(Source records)

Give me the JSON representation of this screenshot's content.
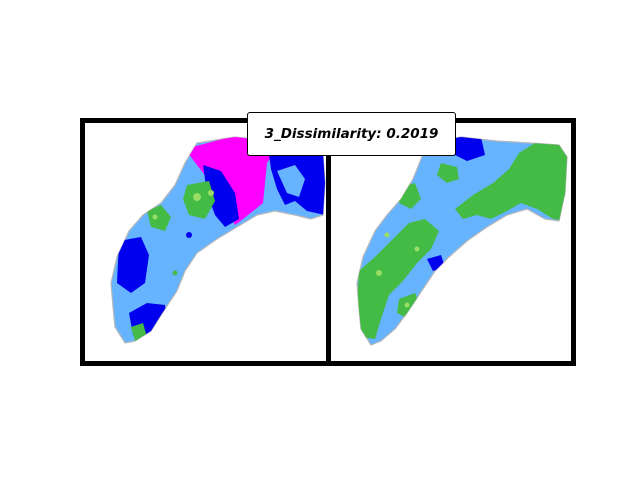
{
  "figure": {
    "title": "3_Dissimilarity: 0.2019"
  },
  "colors": {
    "light_blue": "#66b3ff",
    "blue": "#0000ee",
    "magenta": "#ff00ff",
    "green": "#44bb44",
    "light_green": "#99dd66",
    "frame": "#000000",
    "background": "#ffffff"
  },
  "panels": [
    {
      "name": "left-map-panel",
      "legend": ""
    },
    {
      "name": "right-map-panel",
      "legend": ""
    }
  ]
}
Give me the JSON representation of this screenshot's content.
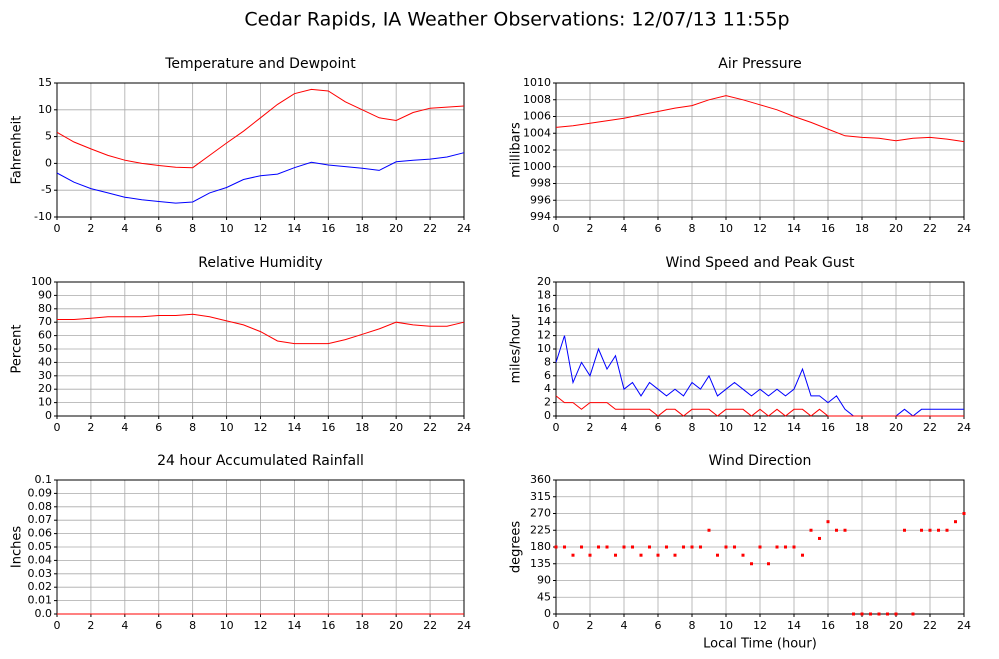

* _Aim of the exercise_
With the pictures left out, transcribe the material exactly.

* _Answer below_
Give me the JSON representation of this screenshot's content.
{
  "figure": {
    "title": "3_Dissimilarity: 0.2019"
  },
  "colors": {
    "light_blue": "#66b3ff",
    "blue": "#0000ee",
    "magenta": "#ff00ff",
    "green": "#44bb44",
    "light_green": "#99dd66",
    "frame": "#000000",
    "background": "#ffffff"
  },
  "panels": [
    {
      "name": "left-map-panel",
      "legend": ""
    },
    {
      "name": "right-map-panel",
      "legend": ""
    }
  ]
}
Give me the JSON representation of this screenshot's content.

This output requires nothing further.